# EXCERPTED RECORDS
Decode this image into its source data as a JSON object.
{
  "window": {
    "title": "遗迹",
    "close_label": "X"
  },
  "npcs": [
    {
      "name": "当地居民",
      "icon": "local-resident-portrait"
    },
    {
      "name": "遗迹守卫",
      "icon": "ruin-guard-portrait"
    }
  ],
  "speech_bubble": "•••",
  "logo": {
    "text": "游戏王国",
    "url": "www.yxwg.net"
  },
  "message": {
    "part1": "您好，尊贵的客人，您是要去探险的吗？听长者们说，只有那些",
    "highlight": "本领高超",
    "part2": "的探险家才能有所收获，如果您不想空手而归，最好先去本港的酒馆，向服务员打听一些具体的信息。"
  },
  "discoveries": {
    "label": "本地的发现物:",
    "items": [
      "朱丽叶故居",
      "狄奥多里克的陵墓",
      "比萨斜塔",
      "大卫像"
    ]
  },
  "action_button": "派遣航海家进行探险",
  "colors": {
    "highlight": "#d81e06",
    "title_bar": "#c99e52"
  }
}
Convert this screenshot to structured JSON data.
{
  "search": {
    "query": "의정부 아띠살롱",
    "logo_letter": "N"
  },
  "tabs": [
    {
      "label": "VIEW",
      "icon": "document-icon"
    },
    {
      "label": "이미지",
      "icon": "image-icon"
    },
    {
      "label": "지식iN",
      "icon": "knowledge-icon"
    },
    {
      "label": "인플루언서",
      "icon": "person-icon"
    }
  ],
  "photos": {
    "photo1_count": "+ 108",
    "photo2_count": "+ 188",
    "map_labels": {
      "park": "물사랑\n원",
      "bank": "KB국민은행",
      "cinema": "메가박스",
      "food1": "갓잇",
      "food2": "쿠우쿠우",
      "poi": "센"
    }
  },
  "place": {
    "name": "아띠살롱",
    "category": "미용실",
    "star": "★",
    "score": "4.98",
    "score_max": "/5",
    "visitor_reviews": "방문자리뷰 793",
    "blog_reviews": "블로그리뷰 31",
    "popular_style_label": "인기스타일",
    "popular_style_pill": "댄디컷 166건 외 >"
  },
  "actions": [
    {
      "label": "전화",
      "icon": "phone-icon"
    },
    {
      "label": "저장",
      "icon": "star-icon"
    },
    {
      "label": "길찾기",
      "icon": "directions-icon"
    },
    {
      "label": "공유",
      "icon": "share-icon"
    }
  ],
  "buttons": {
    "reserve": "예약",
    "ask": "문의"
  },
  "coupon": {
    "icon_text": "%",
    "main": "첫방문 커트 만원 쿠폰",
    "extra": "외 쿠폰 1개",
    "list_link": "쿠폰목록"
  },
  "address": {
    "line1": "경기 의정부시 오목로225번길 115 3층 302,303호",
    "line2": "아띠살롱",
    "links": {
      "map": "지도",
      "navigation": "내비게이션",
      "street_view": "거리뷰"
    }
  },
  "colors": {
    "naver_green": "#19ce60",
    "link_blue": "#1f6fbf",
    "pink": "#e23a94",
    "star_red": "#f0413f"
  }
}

# GOAL OF THE EXERCISE
Of all the lines in the listing above, how many contain the word "data"? Answer with the number alone.

# TASK RESULT
2